> _TEXT SECTION_
━━━━━━
Small stock infusion into your production enterprise, an important resilience strategy

01 Dec, 2019 - 00:12 0 Views
Small stock infusion into your production enterprise, an important resilience strategy

The Sunday News

Mhlupheki Dube

THE farming season has started on a disappointing note in most parts of the country with pointers that it could be another painful drought.

I am not a weather expert hence my opinion cannot and should not be taken to be an authority interpretation of the weather conditions. However, being a farmer and a livestock enthusiast, I abrogate myself the responsibility to be disappointed and pessimistic about the start of the farming season. How I wish to be proven wrong by the weather itself! 

In fact, farming has not started in some parts of Matabeleland region because no meaningful precipitation has been recorded since the advent to the rain season. Now questions start flying in my head as a livestock farmer who is currently enduring a huge burden of supplementing my animals and I was praying and hoping of a wet rainy season to relieve me of this burden. Obviously, these questions are not in my mind only, but in most livestock farmers. The principal question is how will livestock farmers survive a back to back drought? Can they survive another drought? What strategies can they adopt right away to avert a catastrophe in the event of another drought?
━━━━━━
> _GIVEN INSTRUCTION A_
Retype the whole article on livestock farming and drought, keeping every word and line unchanged.

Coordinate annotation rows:
━━━━━━
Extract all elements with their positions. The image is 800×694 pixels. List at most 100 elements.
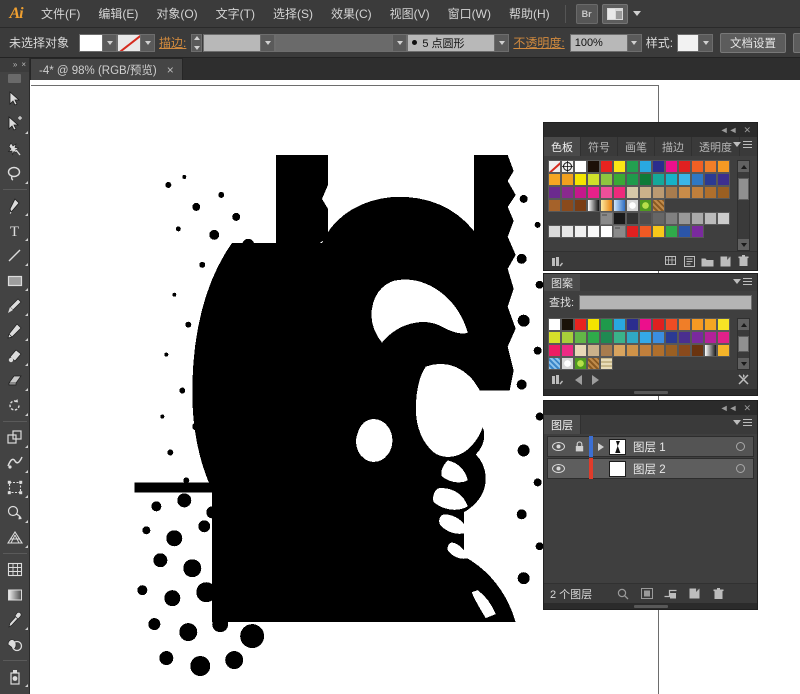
- swatch-cell[interactable]: [600, 238, 613, 251]
- swatches-scrollbar[interactable]: [737, 160, 750, 251]
- swatch-cell[interactable]: [548, 344, 561, 357]
- next-icon[interactable]: [592, 374, 599, 385]
- swatch-cell[interactable]: [600, 344, 613, 357]
- stroke-weight-control[interactable]: [191, 33, 276, 52]
- swatch-cell[interactable]: [626, 225, 639, 238]
- stroke-weight-dropdown-icon[interactable]: [261, 33, 276, 52]
- swatch-cell[interactable]: [561, 357, 574, 370]
- swatch-cell[interactable]: [639, 199, 652, 212]
- direct-selection-tool[interactable]: [0, 111, 30, 136]
- swatch-cell[interactable]: [613, 357, 626, 370]
- swatch-cell[interactable]: [587, 357, 600, 370]
- swatch-cell[interactable]: [678, 318, 691, 331]
- brush-definition-dropdown-icon[interactable]: [495, 33, 510, 52]
- swatch-cell[interactable]: [639, 173, 652, 186]
- lasso-tool[interactable]: [0, 161, 30, 186]
- swatch-cell[interactable]: [600, 225, 613, 238]
- tab-brushes[interactable]: 画笔: [618, 137, 655, 156]
- panel-menu-icon[interactable]: [733, 278, 752, 285]
- free-transform-tool[interactable]: [0, 475, 30, 500]
- eraser-tool[interactable]: [0, 368, 30, 393]
- tab-swatches[interactable]: 色板: [544, 137, 581, 156]
- type-tool[interactable]: T: [0, 218, 30, 243]
- menu-file[interactable]: 文件(F): [32, 0, 89, 28]
- close-icon[interactable]: ×: [21, 61, 26, 69]
- swatch-cell[interactable]: [613, 225, 626, 238]
- menu-view[interactable]: 视图(V): [381, 0, 439, 28]
- swatch-cell[interactable]: [652, 331, 665, 344]
- menu-window[interactable]: 窗口(W): [439, 0, 500, 28]
- blend-tool[interactable]: [0, 632, 30, 657]
- swatch-cell[interactable]: [717, 173, 730, 186]
- swatch-cell[interactable]: [691, 199, 704, 212]
- swatch-cell[interactable]: [704, 225, 717, 238]
- swatch-cell[interactable]: [717, 186, 730, 199]
- graphic-style-dropdown-icon[interactable]: [699, 33, 714, 52]
- stroke-dropdown-icon[interactable]: [141, 33, 156, 52]
- swatch-cell[interactable]: [548, 199, 561, 212]
- stroke-weight-stepper[interactable]: [191, 33, 203, 52]
- opacity-label[interactable]: 不透明度:: [513, 34, 564, 51]
- swatch-cell[interactable]: [587, 344, 600, 357]
- stroke-weight-label[interactable]: 描边:: [159, 34, 186, 51]
- menu-edit[interactable]: 编辑(E): [89, 0, 147, 28]
- gradient-tool[interactable]: [0, 582, 30, 607]
- swatch-cell[interactable]: [561, 160, 574, 173]
- swatch-cell[interactable]: [600, 199, 613, 212]
- swatch-cell[interactable]: [665, 225, 678, 238]
- swatch-cell[interactable]: [704, 212, 717, 225]
- swatch-cell[interactable]: [548, 186, 561, 199]
- fill-color-control[interactable]: [79, 33, 118, 52]
- paintbrush-tool[interactable]: [0, 293, 30, 318]
- swatch-cell[interactable]: [652, 199, 665, 212]
- swatch-cell[interactable]: [639, 186, 652, 199]
- swatch-cell[interactable]: [613, 344, 626, 357]
- swatch-cell[interactable]: [704, 160, 717, 173]
- swatch-cell[interactable]: [691, 212, 704, 225]
- tab-stroke[interactable]: 描边: [655, 137, 692, 156]
- tab-symbols[interactable]: 符号: [581, 137, 618, 156]
- swatch-cell[interactable]: [704, 318, 717, 331]
- swatch-cell[interactable]: [678, 344, 691, 357]
- swatch-cell[interactable]: [613, 331, 626, 344]
- layer-name[interactable]: 图层 1: [633, 439, 727, 455]
- layer-target-indicator[interactable]: [727, 442, 753, 451]
- swatch-cell[interactable]: [691, 331, 704, 344]
- swatch-cell[interactable]: [587, 186, 600, 199]
- swatch-cell[interactable]: [691, 225, 704, 238]
- stroke-profile-control[interactable]: [275, 33, 408, 52]
- locate-object-icon[interactable]: [615, 587, 630, 601]
- document-setup-button[interactable]: 文档设置: [720, 32, 787, 53]
- scroll-thumb[interactable]: [738, 336, 749, 352]
- swatch-cell[interactable]: [574, 199, 587, 212]
- panel-menu-icon[interactable]: [733, 141, 752, 148]
- stroke-weight-field[interactable]: [203, 33, 262, 52]
- brush-definition-control[interactable]: 5 点圆形: [407, 33, 510, 52]
- swatch-cell[interactable]: [626, 212, 639, 225]
- swatch-cell[interactable]: [704, 344, 717, 357]
- swatch-cell[interactable]: [652, 344, 665, 357]
- swatch-cell[interactable]: [678, 199, 691, 212]
- swatch-cell[interactable]: [574, 344, 587, 357]
- swatch-cell[interactable]: [652, 212, 665, 225]
- layer-target-indicator[interactable]: [727, 464, 753, 473]
- swatch-cell[interactable]: [704, 186, 717, 199]
- swatch-cell[interactable]: [678, 225, 691, 238]
- swatch-libraries-icon[interactable]: [550, 254, 565, 268]
- layer-lock-toggle[interactable]: [569, 441, 589, 452]
- tab-pattern[interactable]: 图案: [544, 274, 580, 291]
- close-icon[interactable]: ✕: [743, 125, 751, 135]
- opacity-field[interactable]: 100%: [569, 33, 628, 52]
- layer-visibility-toggle[interactable]: [548, 464, 569, 473]
- swatch-cell[interactable]: [717, 318, 730, 331]
- swatch-cell[interactable]: [639, 160, 652, 173]
- swatch-cell[interactable]: [574, 331, 587, 344]
- scroll-down-icon[interactable]: [738, 358, 749, 369]
- document-tab[interactable]: -4* @ 98% (RGB/预览) ×: [30, 58, 183, 80]
- swatch-cell[interactable]: [561, 225, 574, 238]
- swatch-cell[interactable]: [652, 318, 665, 331]
- menu-type[interactable]: 文字(T): [207, 0, 264, 28]
- swatch-cell[interactable]: [639, 225, 652, 238]
- swatch-cell[interactable]: [626, 160, 639, 173]
- swatch-cell[interactable]: [639, 331, 652, 344]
━━━━━━
> _GIVEN INSTRUCTION B_
Echo the rows from the line with "- swatch-cell[interactable]: [600, 238, 613, 251]" to the line with "- eraser-tool[interactable]: [0, 368, 30, 393]", both ends included, character for character.

> _WRITTEN ANSWER A_
Small stock infusion into your production enterprise, an important resilience strategy

01 Dec, 2019 - 00:12 0 Views
Small stock infusion into your production enterprise, an important resilience strategy

The Sunday News

Mhlupheki Dube

THE farming season has started on a disappointing note in most parts of the country with pointers that it could be another painful drought.

I am not a weather expert hence my opinion cannot and should not be taken to be an authority interpretation of the weather conditions. However, being a farmer and a livestock enthusiast, I abrogate myself the responsibility to be disappointed and pessimistic about the start of the farming season. How I wish to be proven wrong by the weather itself! 

In fact, farming has not started in some parts of Matabeleland region because no meaningful precipitation has been recorded since the advent to the rain season. Now questions start flying in my head as a livestock farmer who is currently enduring a huge burden of supplementing my animals and I was praying and hoping of a wet rainy season to relieve me of this burden. Obviously, these questions are not in my mind only, but in most livestock farmers. The principal question is how will livestock farmers survive a back to back drought? Can they survive another drought? What strategies can they adopt right away to avert a catastrophe in the event of another drought?

> _WRITTEN ANSWER B_
- swatch-cell[interactable]: [600, 238, 613, 251]
- swatches-scrollbar[interactable]: [737, 160, 750, 251]
- swatch-cell[interactable]: [548, 344, 561, 357]
- next-icon[interactable]: [592, 374, 599, 385]
- swatch-cell[interactable]: [600, 344, 613, 357]
- stroke-weight-control[interactable]: [191, 33, 276, 52]
- swatch-cell[interactable]: [626, 225, 639, 238]
- stroke-weight-dropdown-icon[interactable]: [261, 33, 276, 52]
- swatch-cell[interactable]: [561, 357, 574, 370]
- swatch-cell[interactable]: [639, 199, 652, 212]
- direct-selection-tool[interactable]: [0, 111, 30, 136]
- swatch-cell[interactable]: [613, 357, 626, 370]
- swatch-cell[interactable]: [587, 357, 600, 370]
- swatch-cell[interactable]: [678, 318, 691, 331]
- brush-definition-dropdown-icon[interactable]: [495, 33, 510, 52]
- swatch-cell[interactable]: [639, 173, 652, 186]
- lasso-tool[interactable]: [0, 161, 30, 186]
- swatch-cell[interactable]: [600, 225, 613, 238]
- tab-brushes[interactable]: 画笔: [618, 137, 655, 156]
- panel-menu-icon[interactable]: [733, 278, 752, 285]
- free-transform-tool[interactable]: [0, 475, 30, 500]
- eraser-tool[interactable]: [0, 368, 30, 393]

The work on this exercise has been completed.